## [RECORDS FOR THIS EXERCISE]
· · · ·

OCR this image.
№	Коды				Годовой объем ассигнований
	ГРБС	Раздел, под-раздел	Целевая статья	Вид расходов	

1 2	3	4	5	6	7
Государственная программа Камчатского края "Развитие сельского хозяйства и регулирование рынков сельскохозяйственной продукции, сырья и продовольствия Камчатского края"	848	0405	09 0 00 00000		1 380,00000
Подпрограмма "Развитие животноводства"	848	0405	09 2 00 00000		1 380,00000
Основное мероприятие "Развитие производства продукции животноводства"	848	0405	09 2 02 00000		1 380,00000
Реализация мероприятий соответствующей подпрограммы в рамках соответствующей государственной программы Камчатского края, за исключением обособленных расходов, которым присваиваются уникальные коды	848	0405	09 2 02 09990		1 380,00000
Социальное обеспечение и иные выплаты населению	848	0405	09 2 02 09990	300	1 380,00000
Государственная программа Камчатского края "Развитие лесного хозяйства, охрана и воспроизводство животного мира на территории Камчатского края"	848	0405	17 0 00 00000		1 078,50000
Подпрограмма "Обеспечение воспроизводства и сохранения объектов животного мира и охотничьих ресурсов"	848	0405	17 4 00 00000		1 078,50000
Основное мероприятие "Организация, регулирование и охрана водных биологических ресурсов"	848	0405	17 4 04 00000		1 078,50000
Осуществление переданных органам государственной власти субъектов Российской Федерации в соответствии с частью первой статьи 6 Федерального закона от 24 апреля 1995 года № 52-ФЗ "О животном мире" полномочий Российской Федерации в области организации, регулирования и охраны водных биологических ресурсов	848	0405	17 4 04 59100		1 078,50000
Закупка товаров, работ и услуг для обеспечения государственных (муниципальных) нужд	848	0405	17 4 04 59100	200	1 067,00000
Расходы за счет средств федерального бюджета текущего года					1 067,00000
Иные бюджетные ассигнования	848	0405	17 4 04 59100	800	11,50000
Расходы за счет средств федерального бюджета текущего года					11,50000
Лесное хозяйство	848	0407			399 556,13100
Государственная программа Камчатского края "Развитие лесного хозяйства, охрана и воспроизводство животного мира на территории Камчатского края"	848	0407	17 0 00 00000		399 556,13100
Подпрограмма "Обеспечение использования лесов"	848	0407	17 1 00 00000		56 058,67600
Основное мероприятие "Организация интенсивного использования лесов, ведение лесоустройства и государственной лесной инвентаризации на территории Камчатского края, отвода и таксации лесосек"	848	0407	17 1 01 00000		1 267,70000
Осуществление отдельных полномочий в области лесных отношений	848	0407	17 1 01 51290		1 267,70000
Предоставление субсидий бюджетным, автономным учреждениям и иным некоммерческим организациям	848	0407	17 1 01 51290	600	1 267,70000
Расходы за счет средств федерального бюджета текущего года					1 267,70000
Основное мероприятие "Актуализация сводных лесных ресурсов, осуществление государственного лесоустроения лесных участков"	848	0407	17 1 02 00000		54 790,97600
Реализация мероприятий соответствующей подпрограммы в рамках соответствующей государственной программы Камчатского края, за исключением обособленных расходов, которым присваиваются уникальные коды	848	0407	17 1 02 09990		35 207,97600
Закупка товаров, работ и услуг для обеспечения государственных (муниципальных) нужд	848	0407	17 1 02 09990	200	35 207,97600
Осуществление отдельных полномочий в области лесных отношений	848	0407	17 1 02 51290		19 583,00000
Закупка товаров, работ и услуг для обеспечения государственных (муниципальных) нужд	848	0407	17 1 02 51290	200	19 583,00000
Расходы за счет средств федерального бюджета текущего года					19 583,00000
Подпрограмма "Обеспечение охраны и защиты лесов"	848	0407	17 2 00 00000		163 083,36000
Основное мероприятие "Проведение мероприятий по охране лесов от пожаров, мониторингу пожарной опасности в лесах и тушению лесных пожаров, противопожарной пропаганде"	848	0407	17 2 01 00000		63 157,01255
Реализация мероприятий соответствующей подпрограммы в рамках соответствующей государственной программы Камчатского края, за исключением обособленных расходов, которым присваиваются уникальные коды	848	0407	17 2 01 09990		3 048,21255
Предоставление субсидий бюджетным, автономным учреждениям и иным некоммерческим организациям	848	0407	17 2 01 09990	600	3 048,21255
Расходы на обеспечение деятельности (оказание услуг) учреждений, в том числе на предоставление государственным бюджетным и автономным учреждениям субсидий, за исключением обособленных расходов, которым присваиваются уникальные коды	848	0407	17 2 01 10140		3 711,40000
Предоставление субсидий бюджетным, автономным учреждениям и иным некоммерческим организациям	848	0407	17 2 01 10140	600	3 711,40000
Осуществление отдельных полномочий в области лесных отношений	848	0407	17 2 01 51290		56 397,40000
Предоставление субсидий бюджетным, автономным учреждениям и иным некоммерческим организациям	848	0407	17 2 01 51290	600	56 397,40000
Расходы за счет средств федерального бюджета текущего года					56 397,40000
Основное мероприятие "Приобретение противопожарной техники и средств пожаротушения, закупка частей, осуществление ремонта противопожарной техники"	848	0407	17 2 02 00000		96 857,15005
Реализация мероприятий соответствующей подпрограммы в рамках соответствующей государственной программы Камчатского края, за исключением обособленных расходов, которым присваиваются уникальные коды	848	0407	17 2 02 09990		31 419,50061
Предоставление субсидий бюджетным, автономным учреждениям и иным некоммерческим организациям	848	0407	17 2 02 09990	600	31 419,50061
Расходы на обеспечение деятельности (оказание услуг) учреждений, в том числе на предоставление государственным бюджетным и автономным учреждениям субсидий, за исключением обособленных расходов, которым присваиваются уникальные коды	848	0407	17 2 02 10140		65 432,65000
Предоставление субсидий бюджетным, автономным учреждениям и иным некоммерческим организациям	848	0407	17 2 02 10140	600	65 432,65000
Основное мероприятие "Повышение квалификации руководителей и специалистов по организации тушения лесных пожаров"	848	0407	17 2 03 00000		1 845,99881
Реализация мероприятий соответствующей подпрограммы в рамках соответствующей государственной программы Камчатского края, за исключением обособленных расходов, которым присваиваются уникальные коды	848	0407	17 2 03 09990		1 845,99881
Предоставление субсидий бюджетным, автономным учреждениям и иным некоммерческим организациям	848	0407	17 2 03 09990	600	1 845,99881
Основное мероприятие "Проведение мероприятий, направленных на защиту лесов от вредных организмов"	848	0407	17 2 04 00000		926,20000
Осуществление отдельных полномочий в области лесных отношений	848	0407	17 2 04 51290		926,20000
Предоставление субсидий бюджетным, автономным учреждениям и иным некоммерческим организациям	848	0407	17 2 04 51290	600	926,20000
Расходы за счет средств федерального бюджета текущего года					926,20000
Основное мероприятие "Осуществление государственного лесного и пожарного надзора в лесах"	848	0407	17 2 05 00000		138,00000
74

· · · ·

## [OBJECTIVE]
Return each entry from the material above exactly as it appears.

## [FULL SOLUTION]
OCR this image.
№	Коды				Годовой объем ассигнований
	ГРБС	Раздел, под-раздел	Целевая статья	Вид расходов	

1 2	3	4	5	6	7
Государственная программа Камчатского края "Развитие сельского хозяйства и регулирование рынков сельскохозяйственной продукции, сырья и продовольствия Камчатского края"	848	0405	09 0 00 00000		1 380,00000
Подпрограмма "Развитие животноводства"	848	0405	09 2 00 00000		1 380,00000
Основное мероприятие "Развитие производства продукции животноводства"	848	0405	09 2 02 00000		1 380,00000
Реализация мероприятий соответствующей подпрограммы в рамках соответствующей государственной программы Камчатского края, за исключением обособленных расходов, которым присваиваются уникальные коды	848	0405	09 2 02 09990		1 380,00000
Социальное обеспечение и иные выплаты населению	848	0405	09 2 02 09990	300	1 380,00000
Государственная программа Камчатского края "Развитие лесного хозяйства, охрана и воспроизводство животного мира на территории Камчатского края"	848	0405	17 0 00 00000		1 078,50000
Подпрограмма "Обеспечение воспроизводства и сохранения объектов животного мира и охотничьих ресурсов"	848	0405	17 4 00 00000		1 078,50000
Основное мероприятие "Организация, регулирование и охрана водных биологических ресурсов"	848	0405	17 4 04 00000		1 078,50000
Осуществление переданных органам государственной власти субъектов Российской Федерации в соответствии с частью первой статьи 6 Федерального закона от 24 апреля 1995 года № 52-ФЗ "О животном мире" полномочий Российской Федерации в области организации, регулирования и охраны водных биологических ресурсов	848	0405	17 4 04 59100		1 078,50000
Закупка товаров, работ и услуг для обеспечения государственных (муниципальных) нужд	848	0405	17 4 04 59100	200	1 067,00000
Расходы за счет средств федерального бюджета текущего года					1 067,00000
Иные бюджетные ассигнования	848	0405	17 4 04 59100	800	11,50000
Расходы за счет средств федерального бюджета текущего года					11,50000
Лесное хозяйство	848	0407			399 556,13100
Государственная программа Камчатского края "Развитие лесного хозяйства, охрана и воспроизводство животного мира на территории Камчатского края"	848	0407	17 0 00 00000		399 556,13100
Подпрограмма "Обеспечение использования лесов"	848	0407	17 1 00 00000		56 058,67600
Основное мероприятие "Организация интенсивного использования лесов, ведение лесоустройства и государственной лесной инвентаризации на территории Камчатского края, отвода и таксации лесосек"	848	0407	17 1 01 00000		1 267,70000
Осуществление отдельных полномочий в области лесных отношений	848	0407	17 1 01 51290		1 267,70000
Предоставление субсидий бюджетным, автономным учреждениям и иным некоммерческим организациям	848	0407	17 1 01 51290	600	1 267,70000
Расходы за счет средств федерального бюджета текущего года					1 267,70000
Основное мероприятие "Актуализация сводных лесных ресурсов, осуществление государственного лесоустроения лесных участков"	848	0407	17 1 02 00000		54 790,97600
Реализация мероприятий соответствующей подпрограммы в рамках соответствующей государственной программы Камчатского края, за исключением обособленных расходов, которым присваиваются уникальные коды	848	0407	17 1 02 09990		35 207,97600
Закупка товаров, работ и услуг для обеспечения государственных (муниципальных) нужд	848	0407	17 1 02 09990	200	35 207,97600
Осуществление отдельных полномочий в области лесных отношений	848	0407	17 1 02 51290		19 583,00000
Закупка товаров, работ и услуг для обеспечения государственных (муниципальных) нужд	848	0407	17 1 02 51290	200	19 583,00000
Расходы за счет средств федерального бюджета текущего года					19 583,00000
Подпрограмма "Обеспечение охраны и защиты лесов"	848	0407	17 2 00 00000		163 083,36000
Основное мероприятие "Проведение мероприятий по охране лесов от пожаров, мониторингу пожарной опасности в лесах и тушению лесных пожаров, противопожарной пропаганде"	848	0407	17 2 01 00000		63 157,01255
Реализация мероприятий соответствующей подпрограммы в рамках соответствующей государственной программы Камчатского края, за исключением обособленных расходов, которым присваиваются уникальные коды	848	0407	17 2 01 09990		3 048,21255
Предоставление субсидий бюджетным, автономным учреждениям и иным некоммерческим организациям	848	0407	17 2 01 09990	600	3 048,21255
Расходы на обеспечение деятельности (оказание услуг) учреждений, в том числе на предоставление государственным бюджетным и автономным учреждениям субсидий, за исключением обособленных расходов, которым присваиваются уникальные коды	848	0407	17 2 01 10140		3 711,40000
Предоставление субсидий бюджетным, автономным учреждениям и иным некоммерческим организациям	848	0407	17 2 01 10140	600	3 711,40000
Осуществление отдельных полномочий в области лесных отношений	848	0407	17 2 01 51290		56 397,40000
Предоставление субсидий бюджетным, автономным учреждениям и иным некоммерческим организациям	848	0407	17 2 01 51290	600	56 397,40000
Расходы за счет средств федерального бюджета текущего года					56 397,40000
Основное мероприятие "Приобретение противопожарной техники и средств пожаротушения, закупка частей, осуществление ремонта противопожарной техники"	848	0407	17 2 02 00000		96 857,15005
Реализация мероприятий соответствующей подпрограммы в рамках соответствующей государственной программы Камчатского края, за исключением обособленных расходов, которым присваиваются уникальные коды	848	0407	17 2 02 09990		31 419,50061
Предоставление субсидий бюджетным, автономным учреждениям и иным некоммерческим организациям	848	0407	17 2 02 09990	600	31 419,50061
Расходы на обеспечение деятельности (оказание услуг) учреждений, в том числе на предоставление государственным бюджетным и автономным учреждениям субсидий, за исключением обособленных расходов, которым присваиваются уникальные коды	848	0407	17 2 02 10140		65 432,65000
Предоставление субсидий бюджетным, автономным учреждениям и иным некоммерческим организациям	848	0407	17 2 02 10140	600	65 432,65000
Основное мероприятие "Повышение квалификации руководителей и специалистов по организации тушения лесных пожаров"	848	0407	17 2 03 00000		1 845,99881
Реализация мероприятий соответствующей подпрограммы в рамках соответствующей государственной программы Камчатского края, за исключением обособленных расходов, которым присваиваются уникальные коды	848	0407	17 2 03 09990		1 845,99881
Предоставление субсидий бюджетным, автономным учреждениям и иным некоммерческим организациям	848	0407	17 2 03 09990	600	1 845,99881
Основное мероприятие "Проведение мероприятий, направленных на защиту лесов от вредных организмов"	848	0407	17 2 04 00000		926,20000
Осуществление отдельных полномочий в области лесных отношений	848	0407	17 2 04 51290		926,20000
Предоставление субсидий бюджетным, автономным учреждениям и иным некоммерческим организациям	848	0407	17 2 04 51290	600	926,20000
Расходы за счет средств федерального бюджета текущего года					926,20000
Основное мероприятие "Осуществление государственного лесного и пожарного надзора в лесах"	848	0407	17 2 05 00000		138,00000
74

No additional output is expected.